==== MATERIALS PROVIDED

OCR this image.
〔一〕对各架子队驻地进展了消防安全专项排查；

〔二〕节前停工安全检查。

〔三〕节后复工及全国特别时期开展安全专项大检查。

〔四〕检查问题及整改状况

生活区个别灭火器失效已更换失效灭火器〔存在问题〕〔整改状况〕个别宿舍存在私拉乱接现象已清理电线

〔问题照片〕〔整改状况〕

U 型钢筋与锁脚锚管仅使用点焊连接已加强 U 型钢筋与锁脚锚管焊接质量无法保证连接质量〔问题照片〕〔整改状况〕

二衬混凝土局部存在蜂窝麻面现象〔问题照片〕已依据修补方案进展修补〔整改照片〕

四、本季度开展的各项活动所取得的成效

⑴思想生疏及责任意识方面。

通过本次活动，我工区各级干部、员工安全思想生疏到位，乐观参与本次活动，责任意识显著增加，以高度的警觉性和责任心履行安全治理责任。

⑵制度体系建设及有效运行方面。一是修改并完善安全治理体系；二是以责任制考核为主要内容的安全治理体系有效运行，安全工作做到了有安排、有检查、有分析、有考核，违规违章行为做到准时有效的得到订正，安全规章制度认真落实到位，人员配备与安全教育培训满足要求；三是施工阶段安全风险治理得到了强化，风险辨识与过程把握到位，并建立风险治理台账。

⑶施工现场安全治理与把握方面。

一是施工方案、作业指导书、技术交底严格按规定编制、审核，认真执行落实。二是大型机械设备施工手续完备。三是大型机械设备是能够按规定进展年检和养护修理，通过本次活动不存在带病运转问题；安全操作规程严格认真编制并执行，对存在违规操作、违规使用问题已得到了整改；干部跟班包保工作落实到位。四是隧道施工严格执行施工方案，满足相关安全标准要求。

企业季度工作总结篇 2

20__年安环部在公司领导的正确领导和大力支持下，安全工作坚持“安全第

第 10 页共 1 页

========

Copy every record exactly, with nothing added or dropped.

OCR this image.
〔一〕对各架子队驻地进展了消防安全专项排查；

〔二〕节前停工安全检查。

〔三〕节后复工及全国特别时期开展安全专项大检查。

〔四〕检查问题及整改状况

生活区个别灭火器失效已更换失效灭火器〔存在问题〕〔整改状况〕个别宿舍存在私拉乱接现象已清理电线

〔问题照片〕〔整改状况〕

U 型钢筋与锁脚锚管仅使用点焊连接已加强 U 型钢筋与锁脚锚管焊接质量无法保证连接质量〔问题照片〕〔整改状况〕

二衬混凝土局部存在蜂窝麻面现象〔问题照片〕已依据修补方案进展修补〔整改照片〕

四、本季度开展的各项活动所取得的成效

⑴思想生疏及责任意识方面。

通过本次活动，我工区各级干部、员工安全思想生疏到位，乐观参与本次活动，责任意识显著增加，以高度的警觉性和责任心履行安全治理责任。

⑵制度体系建设及有效运行方面。一是修改并完善安全治理体系；二是以责任制考核为主要内容的安全治理体系有效运行，安全工作做到了有安排、有检查、有分析、有考核，违规违章行为做到准时有效的得到订正，安全规章制度认真落实到位，人员配备与安全教育培训满足要求；三是施工阶段安全风险治理得到了强化，风险辨识与过程把握到位，并建立风险治理台账。

⑶施工现场安全治理与把握方面。

一是施工方案、作业指导书、技术交底严格按规定编制、审核，认真执行落实。二是大型机械设备施工手续完备。三是大型机械设备是能够按规定进展年检和养护修理，通过本次活动不存在带病运转问题；安全操作规程严格认真编制并执行，对存在违规操作、违规使用问题已得到了整改；干部跟班包保工作落实到位。四是隧道施工严格执行施工方案，满足相关安全标准要求。

企业季度工作总结篇 2

20__年安环部在公司领导的正确领导和大力支持下，安全工作坚持“安全第

第 10 页共 1 页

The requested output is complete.